#### What you are asked to do:
All of the data should be repeated exactly; pictures are not part of the copy.

[Data excerpts]
-- -- --
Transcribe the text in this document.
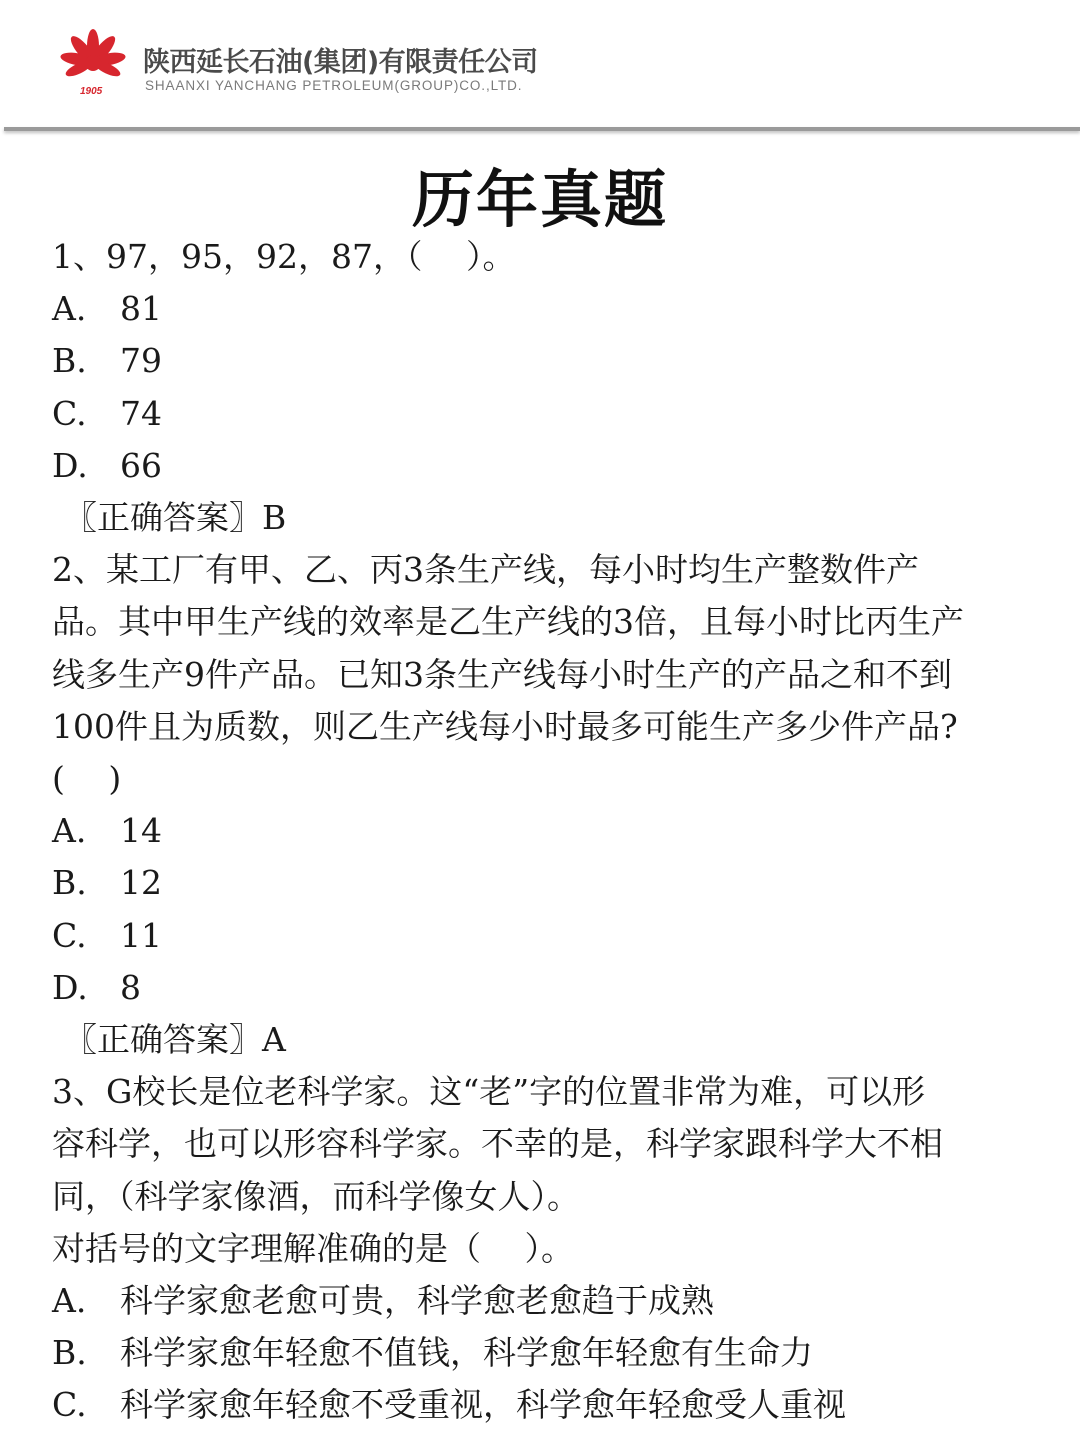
1905
陕西延长石油(集团)有限责任公司
SHAANXI YANCHANG PETROLEUM(GROUP)CO.,LTD.
历年真题
1、97，95，92，87，（　 ）。
A. 81
B. 79
C. 74
D. 66
〖正确答案〗B
2、某工厂有甲、乙、丙3条生产线，每小时均生产整数件产
品。其中甲生产线的效率是乙生产线的3倍，且每小时比丙生产
线多生产9件产品。已知3条生产线每小时生产的产品之和不到
100件且为质数，则乙生产线每小时最多可能生产多少件产品?
(　 )
A. 14
B. 12
C. 11
D. 8
〖正确答案〗A
3、G校长是位老科学家。这“老”字的位置非常为难，可以形
容科学，也可以形容科学家。不幸的是，科学家跟科学大不相
同，（科学家像酒，而科学像女人）。
对括号的文字理解准确的是（　 ）。
A. 科学家愈老愈可贵，科学愈老愈趋于成熟
B. 科学家愈年轻愈不值钱，科学愈年轻愈有生命力
C. 科学家愈年轻愈不受重视，科学愈年轻愈受人重视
-- -- --
#### Complete answer:
Transcribe the text in this document.
1905
陕西延长石油(集团)有限责任公司
SHAANXI YANCHANG PETROLEUM(GROUP)CO.,LTD.
历年真题
1、97，95，92，87，（　 ）。
A. 81
B. 79
C. 74
D. 66
〖正确答案〗B
2、某工厂有甲、乙、丙3条生产线，每小时均生产整数件产
品。其中甲生产线的效率是乙生产线的3倍，且每小时比丙生产
线多生产9件产品。已知3条生产线每小时生产的产品之和不到
100件且为质数，则乙生产线每小时最多可能生产多少件产品?
(　 )
A. 14
B. 12
C. 11
D. 8
〖正确答案〗A
3、G校长是位老科学家。这“老”字的位置非常为难，可以形
容科学，也可以形容科学家。不幸的是，科学家跟科学大不相
同，（科学家像酒，而科学像女人）。
对括号的文字理解准确的是（　 ）。
A. 科学家愈老愈可贵，科学愈老愈趋于成熟
B. 科学家愈年轻愈不值钱，科学愈年轻愈有生命力
C. 科学家愈年轻愈不受重视，科学愈年轻愈受人重视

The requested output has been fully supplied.